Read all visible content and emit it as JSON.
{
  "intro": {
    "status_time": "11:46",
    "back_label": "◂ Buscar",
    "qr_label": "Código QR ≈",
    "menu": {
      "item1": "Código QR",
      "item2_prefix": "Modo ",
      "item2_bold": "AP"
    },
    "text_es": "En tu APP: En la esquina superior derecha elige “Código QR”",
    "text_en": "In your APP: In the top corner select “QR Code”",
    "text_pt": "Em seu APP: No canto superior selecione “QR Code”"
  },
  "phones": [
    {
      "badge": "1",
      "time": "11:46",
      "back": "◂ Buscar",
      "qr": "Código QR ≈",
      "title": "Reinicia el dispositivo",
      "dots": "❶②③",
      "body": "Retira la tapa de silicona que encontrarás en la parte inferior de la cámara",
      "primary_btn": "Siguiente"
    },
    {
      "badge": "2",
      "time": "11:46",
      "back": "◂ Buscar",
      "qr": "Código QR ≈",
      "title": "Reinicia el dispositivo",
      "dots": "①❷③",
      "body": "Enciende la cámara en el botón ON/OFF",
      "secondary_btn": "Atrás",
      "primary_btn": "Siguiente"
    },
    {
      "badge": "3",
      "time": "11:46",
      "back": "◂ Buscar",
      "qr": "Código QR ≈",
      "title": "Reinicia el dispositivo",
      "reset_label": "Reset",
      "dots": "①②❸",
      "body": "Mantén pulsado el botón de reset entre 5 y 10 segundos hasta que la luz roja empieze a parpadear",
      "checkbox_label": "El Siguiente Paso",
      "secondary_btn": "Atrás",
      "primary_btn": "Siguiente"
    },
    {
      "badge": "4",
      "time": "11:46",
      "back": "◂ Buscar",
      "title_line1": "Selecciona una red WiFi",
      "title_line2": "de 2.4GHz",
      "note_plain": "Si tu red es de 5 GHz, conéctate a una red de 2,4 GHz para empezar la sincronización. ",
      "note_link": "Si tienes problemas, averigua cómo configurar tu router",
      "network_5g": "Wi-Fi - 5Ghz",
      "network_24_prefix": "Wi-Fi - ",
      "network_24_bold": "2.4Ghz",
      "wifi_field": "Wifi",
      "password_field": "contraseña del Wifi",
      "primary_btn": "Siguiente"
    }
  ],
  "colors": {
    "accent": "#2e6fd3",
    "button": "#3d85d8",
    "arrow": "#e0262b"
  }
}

* * * *

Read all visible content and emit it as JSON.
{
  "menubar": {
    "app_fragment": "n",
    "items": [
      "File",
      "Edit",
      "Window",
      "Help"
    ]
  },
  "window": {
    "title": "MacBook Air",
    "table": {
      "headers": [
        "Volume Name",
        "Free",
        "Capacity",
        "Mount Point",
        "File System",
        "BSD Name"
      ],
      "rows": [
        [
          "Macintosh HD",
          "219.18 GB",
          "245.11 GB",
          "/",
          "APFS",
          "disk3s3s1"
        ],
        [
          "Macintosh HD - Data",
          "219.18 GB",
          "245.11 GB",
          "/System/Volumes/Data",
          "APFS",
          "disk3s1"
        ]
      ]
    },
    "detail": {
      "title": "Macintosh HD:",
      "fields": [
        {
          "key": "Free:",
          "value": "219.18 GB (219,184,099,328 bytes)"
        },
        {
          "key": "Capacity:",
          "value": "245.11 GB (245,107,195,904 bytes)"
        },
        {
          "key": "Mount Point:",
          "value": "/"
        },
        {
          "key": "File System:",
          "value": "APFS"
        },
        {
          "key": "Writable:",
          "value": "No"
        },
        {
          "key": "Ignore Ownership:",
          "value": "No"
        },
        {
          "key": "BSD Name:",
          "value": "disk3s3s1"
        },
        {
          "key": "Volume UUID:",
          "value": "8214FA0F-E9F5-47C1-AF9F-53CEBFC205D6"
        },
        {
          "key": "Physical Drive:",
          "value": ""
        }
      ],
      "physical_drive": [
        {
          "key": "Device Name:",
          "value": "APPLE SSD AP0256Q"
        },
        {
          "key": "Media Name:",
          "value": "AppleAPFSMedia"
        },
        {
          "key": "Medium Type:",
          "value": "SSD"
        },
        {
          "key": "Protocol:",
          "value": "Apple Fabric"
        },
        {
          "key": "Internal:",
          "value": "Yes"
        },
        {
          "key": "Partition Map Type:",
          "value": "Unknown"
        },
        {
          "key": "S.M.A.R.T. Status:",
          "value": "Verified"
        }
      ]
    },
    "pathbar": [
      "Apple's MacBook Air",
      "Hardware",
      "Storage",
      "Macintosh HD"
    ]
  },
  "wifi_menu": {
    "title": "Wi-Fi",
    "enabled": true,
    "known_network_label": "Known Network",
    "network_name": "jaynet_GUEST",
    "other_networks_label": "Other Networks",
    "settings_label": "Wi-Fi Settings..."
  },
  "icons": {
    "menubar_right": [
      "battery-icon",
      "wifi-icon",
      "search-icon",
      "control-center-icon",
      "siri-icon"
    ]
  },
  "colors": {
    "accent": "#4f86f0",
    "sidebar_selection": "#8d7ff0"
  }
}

* * * *

● **Aim of the exercise**:
Scan the records above and report how many lines include the word "superior", without any other text.

● **Exercise output**:
2